* begin Records for the task *

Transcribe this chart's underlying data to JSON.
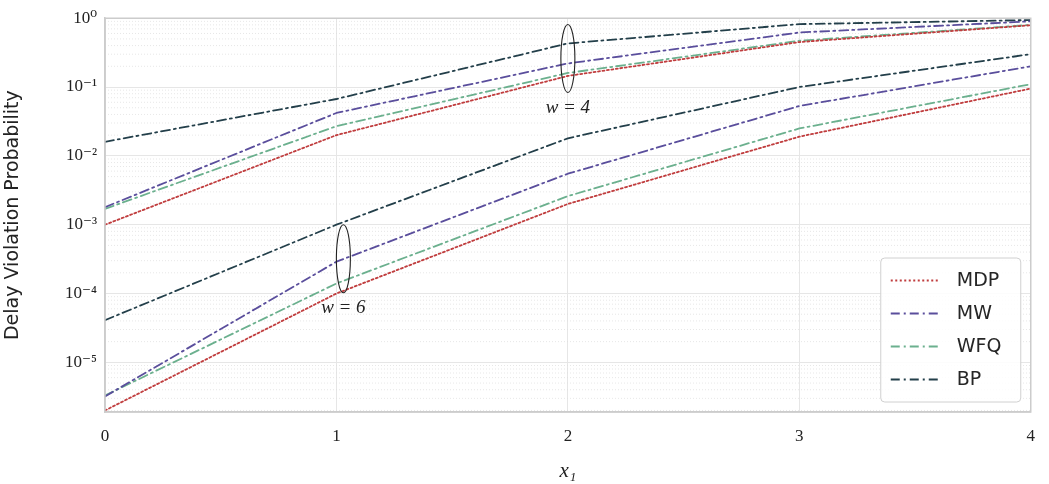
{
  "chart_data": {
    "type": "line",
    "xlabel": "x₁",
    "ylabel": "Delay Violation Probability",
    "x": [
      0,
      1,
      2,
      3,
      4
    ],
    "series": [
      {
        "name": "MDP",
        "color": "#c03d3e",
        "line_style": "dotted",
        "values": [
          0.001,
          0.02,
          0.145,
          0.45,
          0.79
        ]
      },
      {
        "name": "MW",
        "color": "#5a4e9c",
        "line_style": "dashed",
        "values": [
          0.0018,
          0.042,
          0.22,
          0.62,
          0.9
        ]
      },
      {
        "name": "WFQ",
        "color": "#6bb08e",
        "line_style": "dashed",
        "values": [
          0.0017,
          0.027,
          0.16,
          0.47,
          0.8
        ]
      },
      {
        "name": "BP",
        "color": "#233f4a",
        "line_style": "dashed",
        "values": [
          0.016,
          0.067,
          0.43,
          0.82,
          0.94
        ]
      },
      {
        "color": "#c03d3e",
        "line_style": "dotted",
        "values": [
          2e-06,
          0.0001,
          0.002,
          0.019,
          0.095
        ]
      },
      {
        "color": "#5a4e9c",
        "line_style": "dashed",
        "values": [
          3.2e-06,
          0.00029,
          0.0055,
          0.053,
          0.2
        ]
      },
      {
        "color": "#6bb08e",
        "line_style": "dashed",
        "values": [
          3.3e-06,
          0.00014,
          0.0026,
          0.025,
          0.11
        ]
      },
      {
        "color": "#233f4a",
        "line_style": "dashed",
        "values": [
          4.1e-05,
          0.001,
          0.018,
          0.1,
          0.3
        ]
      }
    ],
    "xlim": [
      0,
      4
    ],
    "xticks": [
      0,
      1,
      2,
      3,
      4
    ],
    "log": "y",
    "ylim": [
      1.9e-06,
      1
    ],
    "yticks": [
      {
        "value": 1e-05,
        "label": "10⁻⁵"
      },
      {
        "value": 0.0001,
        "label": "10⁻⁴"
      },
      {
        "value": 0.001,
        "label": "10⁻³"
      },
      {
        "value": 0.01,
        "label": "10⁻²"
      },
      {
        "value": 0.1,
        "label": "10⁻¹"
      },
      {
        "value": 1,
        "label": "10⁰"
      }
    ],
    "annotations": [
      {
        "text": "w = 4",
        "x": 2,
        "y": 0.26
      },
      {
        "text": "w = 6",
        "x": 1.03,
        "y": 0.00032
      }
    ],
    "grid": true,
    "legend": "bottom right"
  }
}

* end Records for the task *

### Short task
The data above should be repeated exactly, minus any pictures.

### In response
Transcribe this chart's underlying data to JSON.
{
  "chart_data": {
    "type": "line",
    "xlabel": "x₁",
    "ylabel": "Delay Violation Probability",
    "x": [
      0,
      1,
      2,
      3,
      4
    ],
    "series": [
      {
        "name": "MDP",
        "color": "#c03d3e",
        "line_style": "dotted",
        "values": [
          0.001,
          0.02,
          0.145,
          0.45,
          0.79
        ]
      },
      {
        "name": "MW",
        "color": "#5a4e9c",
        "line_style": "dashed",
        "values": [
          0.0018,
          0.042,
          0.22,
          0.62,
          0.9
        ]
      },
      {
        "name": "WFQ",
        "color": "#6bb08e",
        "line_style": "dashed",
        "values": [
          0.0017,
          0.027,
          0.16,
          0.47,
          0.8
        ]
      },
      {
        "name": "BP",
        "color": "#233f4a",
        "line_style": "dashed",
        "values": [
          0.016,
          0.067,
          0.43,
          0.82,
          0.94
        ]
      },
      {
        "color": "#c03d3e",
        "line_style": "dotted",
        "values": [
          2e-06,
          0.0001,
          0.002,
          0.019,
          0.095
        ]
      },
      {
        "color": "#5a4e9c",
        "line_style": "dashed",
        "values": [
          3.2e-06,
          0.00029,
          0.0055,
          0.053,
          0.2
        ]
      },
      {
        "color": "#6bb08e",
        "line_style": "dashed",
        "values": [
          3.3e-06,
          0.00014,
          0.0026,
          0.025,
          0.11
        ]
      },
      {
        "color": "#233f4a",
        "line_style": "dashed",
        "values": [
          4.1e-05,
          0.001,
          0.018,
          0.1,
          0.3
        ]
      }
    ],
    "xlim": [
      0,
      4
    ],
    "xticks": [
      0,
      1,
      2,
      3,
      4
    ],
    "log": "y",
    "ylim": [
      1.9e-06,
      1
    ],
    "yticks": [
      {
        "value": 1e-05,
        "label": "10⁻⁵"
      },
      {
        "value": 0.0001,
        "label": "10⁻⁴"
      },
      {
        "value": 0.001,
        "label": "10⁻³"
      },
      {
        "value": 0.01,
        "label": "10⁻²"
      },
      {
        "value": 0.1,
        "label": "10⁻¹"
      },
      {
        "value": 1,
        "label": "10⁰"
      }
    ],
    "annotations": [
      {
        "text": "w = 4",
        "x": 2,
        "y": 0.26
      },
      {
        "text": "w = 6",
        "x": 1.03,
        "y": 0.00032
      }
    ],
    "grid": true,
    "legend": "bottom right"
  }
}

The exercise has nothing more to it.